### Job
Copy out every line exactly, passing over the pictures.

### Rows
(begin)
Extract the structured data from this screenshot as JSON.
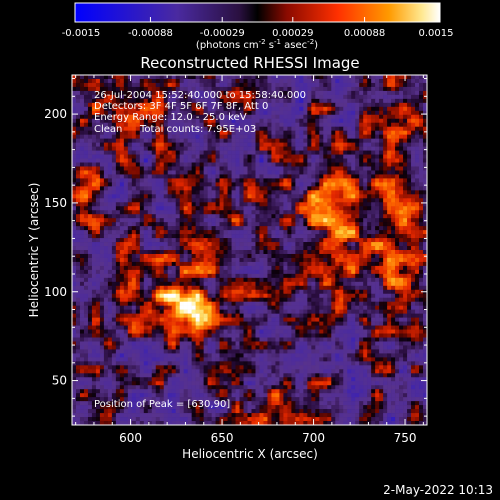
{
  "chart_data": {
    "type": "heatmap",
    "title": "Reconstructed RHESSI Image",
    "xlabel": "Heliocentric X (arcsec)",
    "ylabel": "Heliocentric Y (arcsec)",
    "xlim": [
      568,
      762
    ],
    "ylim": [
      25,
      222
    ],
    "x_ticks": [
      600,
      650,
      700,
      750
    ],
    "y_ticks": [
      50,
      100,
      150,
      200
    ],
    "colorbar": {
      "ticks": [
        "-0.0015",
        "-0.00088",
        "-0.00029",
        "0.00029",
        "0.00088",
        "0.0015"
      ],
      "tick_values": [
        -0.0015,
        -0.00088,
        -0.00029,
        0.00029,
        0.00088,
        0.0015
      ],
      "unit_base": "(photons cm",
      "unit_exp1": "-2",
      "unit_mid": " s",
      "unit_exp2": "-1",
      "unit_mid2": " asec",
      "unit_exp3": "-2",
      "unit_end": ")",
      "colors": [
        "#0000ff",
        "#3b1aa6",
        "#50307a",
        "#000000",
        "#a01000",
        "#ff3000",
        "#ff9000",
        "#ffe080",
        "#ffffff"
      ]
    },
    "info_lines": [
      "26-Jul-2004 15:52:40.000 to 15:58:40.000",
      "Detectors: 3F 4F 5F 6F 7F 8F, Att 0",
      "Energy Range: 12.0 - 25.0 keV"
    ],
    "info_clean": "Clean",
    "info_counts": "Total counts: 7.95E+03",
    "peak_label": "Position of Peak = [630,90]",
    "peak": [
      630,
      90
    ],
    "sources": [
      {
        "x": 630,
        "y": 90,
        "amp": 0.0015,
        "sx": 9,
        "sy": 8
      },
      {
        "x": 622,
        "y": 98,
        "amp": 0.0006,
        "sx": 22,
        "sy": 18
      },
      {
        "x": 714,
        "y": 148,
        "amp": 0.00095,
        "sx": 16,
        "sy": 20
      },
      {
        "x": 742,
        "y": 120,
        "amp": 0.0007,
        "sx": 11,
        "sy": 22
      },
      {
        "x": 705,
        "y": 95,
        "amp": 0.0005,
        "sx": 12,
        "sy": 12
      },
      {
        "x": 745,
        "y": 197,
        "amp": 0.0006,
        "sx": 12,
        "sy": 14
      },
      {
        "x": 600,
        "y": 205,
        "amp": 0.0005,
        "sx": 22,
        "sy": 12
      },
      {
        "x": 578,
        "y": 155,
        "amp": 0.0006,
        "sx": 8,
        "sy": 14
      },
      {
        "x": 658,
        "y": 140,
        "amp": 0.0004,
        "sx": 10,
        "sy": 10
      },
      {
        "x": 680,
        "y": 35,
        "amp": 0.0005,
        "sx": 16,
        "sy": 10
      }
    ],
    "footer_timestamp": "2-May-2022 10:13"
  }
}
(end)
### Response
Extract the structured data from this screenshot as JSON.
{
  "chart_data": {
    "type": "heatmap",
    "title": "Reconstructed RHESSI Image",
    "xlabel": "Heliocentric X (arcsec)",
    "ylabel": "Heliocentric Y (arcsec)",
    "xlim": [
      568,
      762
    ],
    "ylim": [
      25,
      222
    ],
    "x_ticks": [
      600,
      650,
      700,
      750
    ],
    "y_ticks": [
      50,
      100,
      150,
      200
    ],
    "colorbar": {
      "ticks": [
        "-0.0015",
        "-0.00088",
        "-0.00029",
        "0.00029",
        "0.00088",
        "0.0015"
      ],
      "tick_values": [
        -0.0015,
        -0.00088,
        -0.00029,
        0.00029,
        0.00088,
        0.0015
      ],
      "unit_base": "(photons cm",
      "unit_exp1": "-2",
      "unit_mid": " s",
      "unit_exp2": "-1",
      "unit_mid2": " asec",
      "unit_exp3": "-2",
      "unit_end": ")",
      "colors": [
        "#0000ff",
        "#3b1aa6",
        "#50307a",
        "#000000",
        "#a01000",
        "#ff3000",
        "#ff9000",
        "#ffe080",
        "#ffffff"
      ]
    },
    "info_lines": [
      "26-Jul-2004 15:52:40.000 to 15:58:40.000",
      "Detectors: 3F 4F 5F 6F 7F 8F, Att 0",
      "Energy Range: 12.0 - 25.0 keV"
    ],
    "info_clean": "Clean",
    "info_counts": "Total counts: 7.95E+03",
    "peak_label": "Position of Peak = [630,90]",
    "peak": [
      630,
      90
    ],
    "sources": [
      {
        "x": 630,
        "y": 90,
        "amp": 0.0015,
        "sx": 9,
        "sy": 8
      },
      {
        "x": 622,
        "y": 98,
        "amp": 0.0006,
        "sx": 22,
        "sy": 18
      },
      {
        "x": 714,
        "y": 148,
        "amp": 0.00095,
        "sx": 16,
        "sy": 20
      },
      {
        "x": 742,
        "y": 120,
        "amp": 0.0007,
        "sx": 11,
        "sy": 22
      },
      {
        "x": 705,
        "y": 95,
        "amp": 0.0005,
        "sx": 12,
        "sy": 12
      },
      {
        "x": 745,
        "y": 197,
        "amp": 0.0006,
        "sx": 12,
        "sy": 14
      },
      {
        "x": 600,
        "y": 205,
        "amp": 0.0005,
        "sx": 22,
        "sy": 12
      },
      {
        "x": 578,
        "y": 155,
        "amp": 0.0006,
        "sx": 8,
        "sy": 14
      },
      {
        "x": 658,
        "y": 140,
        "amp": 0.0004,
        "sx": 10,
        "sy": 10
      },
      {
        "x": 680,
        "y": 35,
        "amp": 0.0005,
        "sx": 16,
        "sy": 10
      }
    ],
    "footer_timestamp": "2-May-2022 10:13"
  }
}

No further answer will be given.